STATED PROBLEM:
Return all the data below as it stands, minus the pictures.

##### RECORDED INFORMATION #####

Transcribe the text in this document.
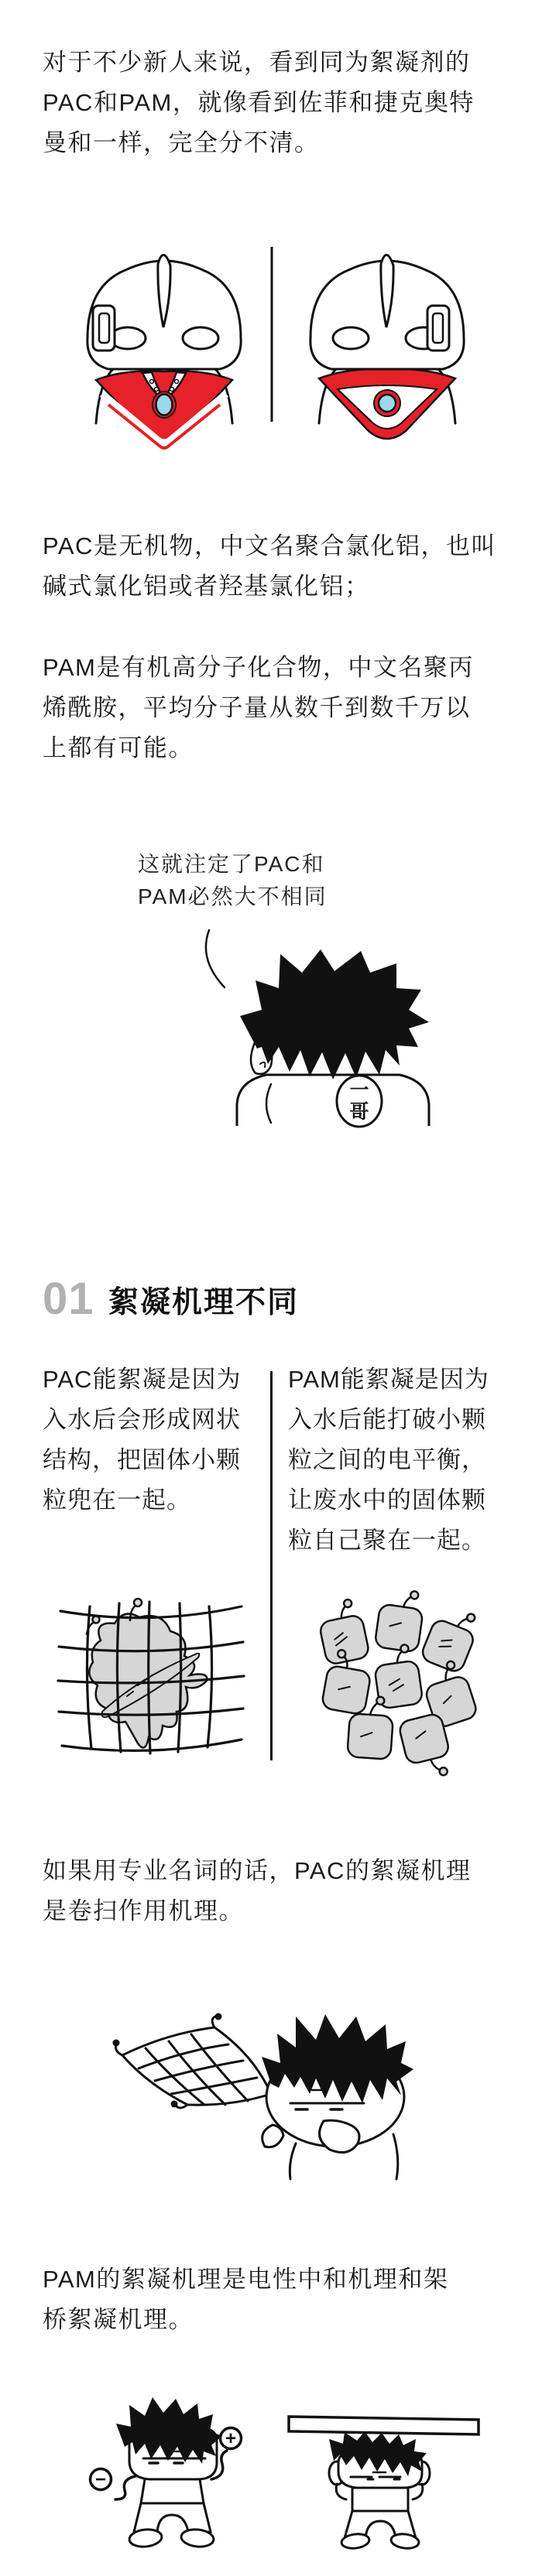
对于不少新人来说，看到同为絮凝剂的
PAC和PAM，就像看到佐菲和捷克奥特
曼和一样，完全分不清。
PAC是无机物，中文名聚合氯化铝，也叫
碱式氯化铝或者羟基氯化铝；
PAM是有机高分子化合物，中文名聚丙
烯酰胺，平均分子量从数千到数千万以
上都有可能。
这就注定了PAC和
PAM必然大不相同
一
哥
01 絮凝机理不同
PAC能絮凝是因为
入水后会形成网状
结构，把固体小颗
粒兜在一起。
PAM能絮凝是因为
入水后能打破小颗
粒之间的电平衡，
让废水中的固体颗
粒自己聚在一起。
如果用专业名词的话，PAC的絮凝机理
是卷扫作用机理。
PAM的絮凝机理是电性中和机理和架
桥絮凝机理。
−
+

#####

OUTPUT BELOW:
Transcribe the text in this document.
对于不少新人来说，看到同为絮凝剂的
PAC和PAM，就像看到佐菲和捷克奥特
曼和一样，完全分不清。
PAC是无机物，中文名聚合氯化铝，也叫
碱式氯化铝或者羟基氯化铝；
PAM是有机高分子化合物，中文名聚丙
烯酰胺，平均分子量从数千到数千万以
上都有可能。
这就注定了PAC和
PAM必然大不相同
一
哥
01 絮凝机理不同
PAC能絮凝是因为
入水后会形成网状
结构，把固体小颗
粒兜在一起。
PAM能絮凝是因为
入水后能打破小颗
粒之间的电平衡，
让废水中的固体颗
粒自己聚在一起。
如果用专业名词的话，PAC的絮凝机理
是卷扫作用机理。
PAM的絮凝机理是电性中和机理和架
桥絮凝机理。
−
+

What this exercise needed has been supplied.